Look through the lines below and extract each one that contains "петухом".

START Records to process

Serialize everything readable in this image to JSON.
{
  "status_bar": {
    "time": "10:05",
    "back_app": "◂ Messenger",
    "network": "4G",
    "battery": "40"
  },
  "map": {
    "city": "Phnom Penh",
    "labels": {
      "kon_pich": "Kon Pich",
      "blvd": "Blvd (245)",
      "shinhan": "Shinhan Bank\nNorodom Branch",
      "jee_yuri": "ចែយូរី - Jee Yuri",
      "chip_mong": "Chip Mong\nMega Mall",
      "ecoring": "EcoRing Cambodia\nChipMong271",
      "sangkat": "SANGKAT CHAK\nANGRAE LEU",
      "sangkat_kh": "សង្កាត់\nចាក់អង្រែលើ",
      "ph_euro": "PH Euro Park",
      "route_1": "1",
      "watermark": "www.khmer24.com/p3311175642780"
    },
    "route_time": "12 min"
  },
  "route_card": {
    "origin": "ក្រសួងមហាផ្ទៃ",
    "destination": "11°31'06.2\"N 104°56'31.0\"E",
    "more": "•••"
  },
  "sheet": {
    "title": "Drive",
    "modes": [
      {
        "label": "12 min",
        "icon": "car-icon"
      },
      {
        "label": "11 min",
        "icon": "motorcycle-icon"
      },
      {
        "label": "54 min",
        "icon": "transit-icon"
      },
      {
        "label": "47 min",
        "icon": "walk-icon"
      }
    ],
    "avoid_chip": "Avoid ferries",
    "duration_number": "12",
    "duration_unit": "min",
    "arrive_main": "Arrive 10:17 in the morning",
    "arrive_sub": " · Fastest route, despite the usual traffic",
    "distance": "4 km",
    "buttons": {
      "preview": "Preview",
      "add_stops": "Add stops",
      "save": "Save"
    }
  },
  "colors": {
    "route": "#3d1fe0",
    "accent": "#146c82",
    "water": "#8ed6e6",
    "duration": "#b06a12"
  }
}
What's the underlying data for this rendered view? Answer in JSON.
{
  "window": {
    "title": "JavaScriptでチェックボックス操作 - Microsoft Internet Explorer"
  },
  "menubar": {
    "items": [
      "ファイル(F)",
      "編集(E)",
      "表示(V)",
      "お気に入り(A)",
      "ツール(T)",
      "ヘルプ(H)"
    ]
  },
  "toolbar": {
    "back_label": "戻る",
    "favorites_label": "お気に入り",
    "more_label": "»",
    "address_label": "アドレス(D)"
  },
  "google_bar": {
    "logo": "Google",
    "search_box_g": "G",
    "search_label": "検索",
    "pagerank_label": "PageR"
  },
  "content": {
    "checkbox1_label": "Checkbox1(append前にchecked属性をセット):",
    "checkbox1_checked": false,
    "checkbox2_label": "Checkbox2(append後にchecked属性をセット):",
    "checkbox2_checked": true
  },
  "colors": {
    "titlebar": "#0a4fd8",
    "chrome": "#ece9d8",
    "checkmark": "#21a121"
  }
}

END Records to process
START Records to process

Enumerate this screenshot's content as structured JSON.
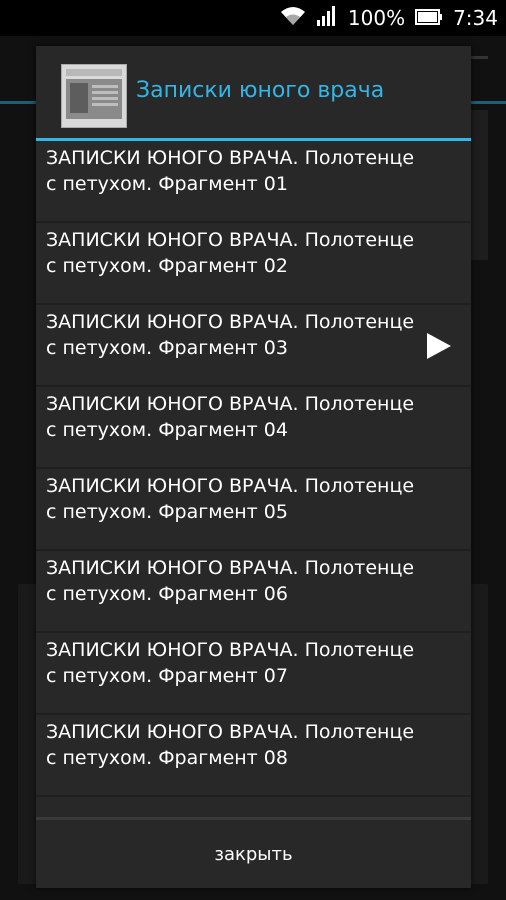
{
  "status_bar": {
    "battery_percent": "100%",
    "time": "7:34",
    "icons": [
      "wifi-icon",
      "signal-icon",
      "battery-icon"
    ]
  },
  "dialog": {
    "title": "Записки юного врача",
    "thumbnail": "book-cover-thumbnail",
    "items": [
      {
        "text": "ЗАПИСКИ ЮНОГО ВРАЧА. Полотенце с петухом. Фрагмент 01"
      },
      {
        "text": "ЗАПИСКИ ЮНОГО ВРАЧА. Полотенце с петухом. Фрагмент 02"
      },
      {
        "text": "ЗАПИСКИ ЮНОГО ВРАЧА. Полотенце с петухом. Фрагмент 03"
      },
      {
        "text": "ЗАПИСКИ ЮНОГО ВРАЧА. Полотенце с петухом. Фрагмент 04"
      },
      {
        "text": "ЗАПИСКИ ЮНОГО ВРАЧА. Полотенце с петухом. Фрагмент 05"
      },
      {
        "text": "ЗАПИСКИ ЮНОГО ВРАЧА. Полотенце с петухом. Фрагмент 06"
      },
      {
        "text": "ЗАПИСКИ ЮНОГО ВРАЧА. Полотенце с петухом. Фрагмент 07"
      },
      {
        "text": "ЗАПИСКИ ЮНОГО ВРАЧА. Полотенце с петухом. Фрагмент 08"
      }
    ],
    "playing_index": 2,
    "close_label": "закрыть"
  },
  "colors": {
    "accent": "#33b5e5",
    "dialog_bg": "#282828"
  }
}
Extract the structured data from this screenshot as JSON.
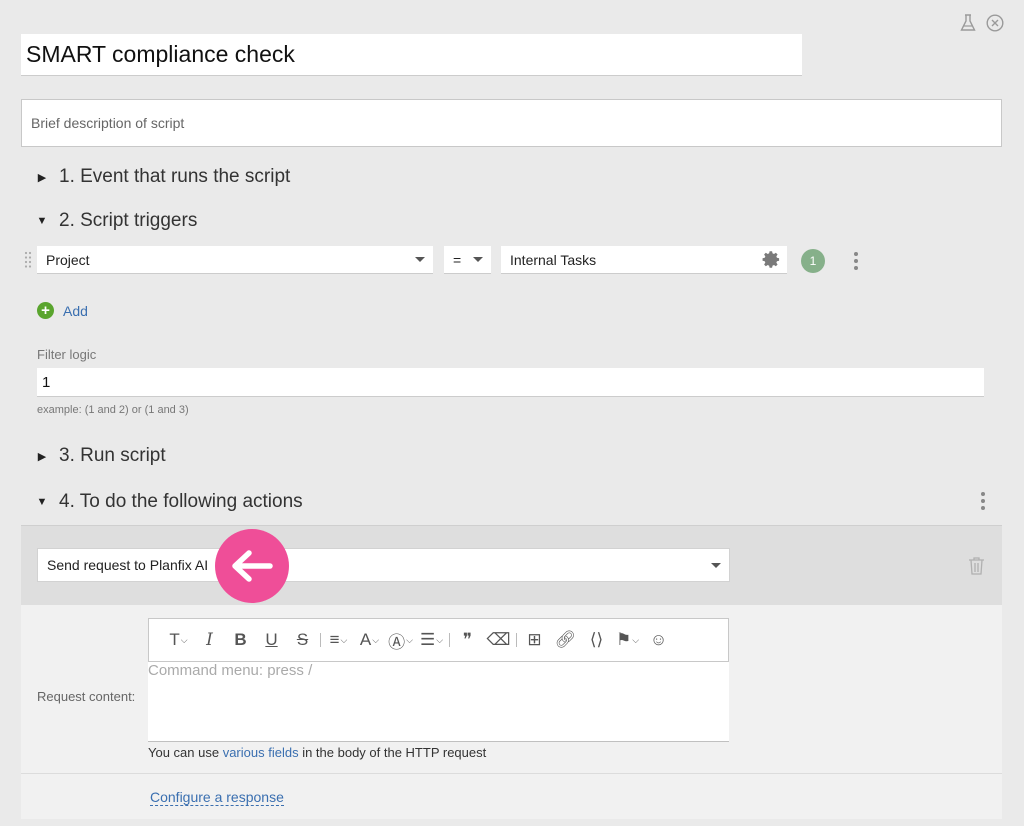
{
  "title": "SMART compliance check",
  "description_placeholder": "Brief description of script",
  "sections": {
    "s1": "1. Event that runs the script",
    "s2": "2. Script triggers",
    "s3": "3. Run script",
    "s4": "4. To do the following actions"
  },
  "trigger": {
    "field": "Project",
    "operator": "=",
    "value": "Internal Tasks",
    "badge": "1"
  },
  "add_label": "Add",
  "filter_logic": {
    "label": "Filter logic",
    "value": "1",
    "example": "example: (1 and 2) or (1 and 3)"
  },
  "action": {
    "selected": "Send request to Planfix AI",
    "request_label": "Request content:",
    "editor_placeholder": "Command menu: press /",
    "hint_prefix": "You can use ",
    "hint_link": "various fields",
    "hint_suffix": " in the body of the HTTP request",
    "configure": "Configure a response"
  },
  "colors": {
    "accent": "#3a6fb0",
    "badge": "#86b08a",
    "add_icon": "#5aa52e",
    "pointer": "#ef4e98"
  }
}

END Records to process

■ Task solution
        "text": "ЗАПИСКИ ЮНОГО ВРАЧА. Полотенце с петухом. Фрагмент 01"
        "text": "ЗАПИСКИ ЮНОГО ВРАЧА. Полотенце с петухом. Фрагмент 02"
        "text": "ЗАПИСКИ ЮНОГО ВРАЧА. Полотенце с петухом. Фрагмент 03"
        "text": "ЗАПИСКИ ЮНОГО ВРАЧА. Полотенце с петухом. Фрагмент 04"
        "text": "ЗАПИСКИ ЮНОГО ВРАЧА. Полотенце с петухом. Фрагмент 05"
        "text": "ЗАПИСКИ ЮНОГО ВРАЧА. Полотенце с петухом. Фрагмент 06"
        "text": "ЗАПИСКИ ЮНОГО ВРАЧА. Полотенце с петухом. Фрагмент 07"
        "text": "ЗАПИСКИ ЮНОГО ВРАЧА. Полотенце с петухом. Фрагмент 08"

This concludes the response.